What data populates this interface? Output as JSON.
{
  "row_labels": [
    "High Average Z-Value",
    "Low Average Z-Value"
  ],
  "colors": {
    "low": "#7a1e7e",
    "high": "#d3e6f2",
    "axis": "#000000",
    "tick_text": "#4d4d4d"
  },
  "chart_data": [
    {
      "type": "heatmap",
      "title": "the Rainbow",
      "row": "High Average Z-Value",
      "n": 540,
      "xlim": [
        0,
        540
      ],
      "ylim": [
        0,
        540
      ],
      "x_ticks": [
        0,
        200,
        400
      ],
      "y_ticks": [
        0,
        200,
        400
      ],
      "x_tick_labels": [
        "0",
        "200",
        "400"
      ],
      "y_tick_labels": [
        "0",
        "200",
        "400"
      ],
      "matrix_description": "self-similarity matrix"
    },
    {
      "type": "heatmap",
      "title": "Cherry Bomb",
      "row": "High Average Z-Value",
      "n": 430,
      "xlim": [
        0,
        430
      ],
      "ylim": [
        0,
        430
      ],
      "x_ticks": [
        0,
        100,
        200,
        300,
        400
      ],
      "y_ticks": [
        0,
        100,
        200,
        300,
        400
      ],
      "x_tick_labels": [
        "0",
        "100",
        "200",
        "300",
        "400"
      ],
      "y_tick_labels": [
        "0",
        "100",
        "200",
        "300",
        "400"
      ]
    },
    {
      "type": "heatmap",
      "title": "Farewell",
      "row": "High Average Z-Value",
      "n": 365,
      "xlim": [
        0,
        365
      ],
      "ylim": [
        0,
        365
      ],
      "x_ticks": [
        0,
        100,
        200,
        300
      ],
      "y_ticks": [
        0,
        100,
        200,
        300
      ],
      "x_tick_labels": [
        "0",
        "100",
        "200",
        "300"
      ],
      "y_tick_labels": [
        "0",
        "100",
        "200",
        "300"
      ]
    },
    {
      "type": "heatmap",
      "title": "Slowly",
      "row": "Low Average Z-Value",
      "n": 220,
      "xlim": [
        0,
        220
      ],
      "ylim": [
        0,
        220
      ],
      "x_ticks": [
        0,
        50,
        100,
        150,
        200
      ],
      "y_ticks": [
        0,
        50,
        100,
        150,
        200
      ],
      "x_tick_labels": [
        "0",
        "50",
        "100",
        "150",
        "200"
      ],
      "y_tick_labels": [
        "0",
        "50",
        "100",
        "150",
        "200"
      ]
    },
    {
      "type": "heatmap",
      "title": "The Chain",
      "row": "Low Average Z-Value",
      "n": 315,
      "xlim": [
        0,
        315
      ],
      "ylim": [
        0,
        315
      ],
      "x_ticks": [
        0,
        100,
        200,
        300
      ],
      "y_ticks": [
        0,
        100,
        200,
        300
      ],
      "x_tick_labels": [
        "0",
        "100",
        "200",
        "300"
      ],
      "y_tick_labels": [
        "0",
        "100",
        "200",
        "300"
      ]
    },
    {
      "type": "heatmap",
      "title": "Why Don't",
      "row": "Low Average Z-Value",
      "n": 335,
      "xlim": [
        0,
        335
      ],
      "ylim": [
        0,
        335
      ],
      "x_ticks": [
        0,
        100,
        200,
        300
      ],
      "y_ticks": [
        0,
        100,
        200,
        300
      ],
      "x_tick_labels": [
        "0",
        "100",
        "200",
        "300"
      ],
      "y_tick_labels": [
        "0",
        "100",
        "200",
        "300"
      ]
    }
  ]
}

####

Copy every record exactly as presented.

**PROBLEM SOLUTION:**
What data populates this interface? Output as JSON.
{
  "row_labels": [
    "High Average Z-Value",
    "Low Average Z-Value"
  ],
  "colors": {
    "low": "#7a1e7e",
    "high": "#d3e6f2",
    "axis": "#000000",
    "tick_text": "#4d4d4d"
  },
  "chart_data": [
    {
      "type": "heatmap",
      "title": "the Rainbow",
      "row": "High Average Z-Value",
      "n": 540,
      "xlim": [
        0,
        540
      ],
      "ylim": [
        0,
        540
      ],
      "x_ticks": [
        0,
        200,
        400
      ],
      "y_ticks": [
        0,
        200,
        400
      ],
      "x_tick_labels": [
        "0",
        "200",
        "400"
      ],
      "y_tick_labels": [
        "0",
        "200",
        "400"
      ],
      "matrix_description": "self-similarity matrix"
    },
    {
      "type": "heatmap",
      "title": "Cherry Bomb",
      "row": "High Average Z-Value",
      "n": 430,
      "xlim": [
        0,
        430
      ],
      "ylim": [
        0,
        430
      ],
      "x_ticks": [
        0,
        100,
        200,
        300,
        400
      ],
      "y_ticks": [
        0,
        100,
        200,
        300,
        400
      ],
      "x_tick_labels": [
        "0",
        "100",
        "200",
        "300",
        "400"
      ],
      "y_tick_labels": [
        "0",
        "100",
        "200",
        "300",
        "400"
      ]
    },
    {
      "type": "heatmap",
      "title": "Farewell",
      "row": "High Average Z-Value",
      "n": 365,
      "xlim": [
        0,
        365
      ],
      "ylim": [
        0,
        365
      ],
      "x_ticks": [
        0,
        100,
        200,
        300
      ],
      "y_ticks": [
        0,
        100,
        200,
        300
      ],
      "x_tick_labels": [
        "0",
        "100",
        "200",
        "300"
      ],
      "y_tick_labels": [
        "0",
        "100",
        "200",
        "300"
      ]
    },
    {
      "type": "heatmap",
      "title": "Slowly",
      "row": "Low Average Z-Value",
      "n": 220,
      "xlim": [
        0,
        220
      ],
      "ylim": [
        0,
        220
      ],
      "x_ticks": [
        0,
        50,
        100,
        150,
        200
      ],
      "y_ticks": [
        0,
        50,
        100,
        150,
        200
      ],
      "x_tick_labels": [
        "0",
        "50",
        "100",
        "150",
        "200"
      ],
      "y_tick_labels": [
        "0",
        "50",
        "100",
        "150",
        "200"
      ]
    },
    {
      "type": "heatmap",
      "title": "The Chain",
      "row": "Low Average Z-Value",
      "n": 315,
      "xlim": [
        0,
        315
      ],
      "ylim": [
        0,
        315
      ],
      "x_ticks": [
        0,
        100,
        200,
        300
      ],
      "y_ticks": [
        0,
        100,
        200,
        300
      ],
      "x_tick_labels": [
        "0",
        "100",
        "200",
        "300"
      ],
      "y_tick_labels": [
        "0",
        "100",
        "200",
        "300"
      ]
    },
    {
      "type": "heatmap",
      "title": "Why Don't",
      "row": "Low Average Z-Value",
      "n": 335,
      "xlim": [
        0,
        335
      ],
      "ylim": [
        0,
        335
      ],
      "x_ticks": [
        0,
        100,
        200,
        300
      ],
      "y_ticks": [
        0,
        100,
        200,
        300
      ],
      "x_tick_labels": [
        "0",
        "100",
        "200",
        "300"
      ],
      "y_tick_labels": [
        "0",
        "100",
        "200",
        "300"
      ]
    }
  ]
}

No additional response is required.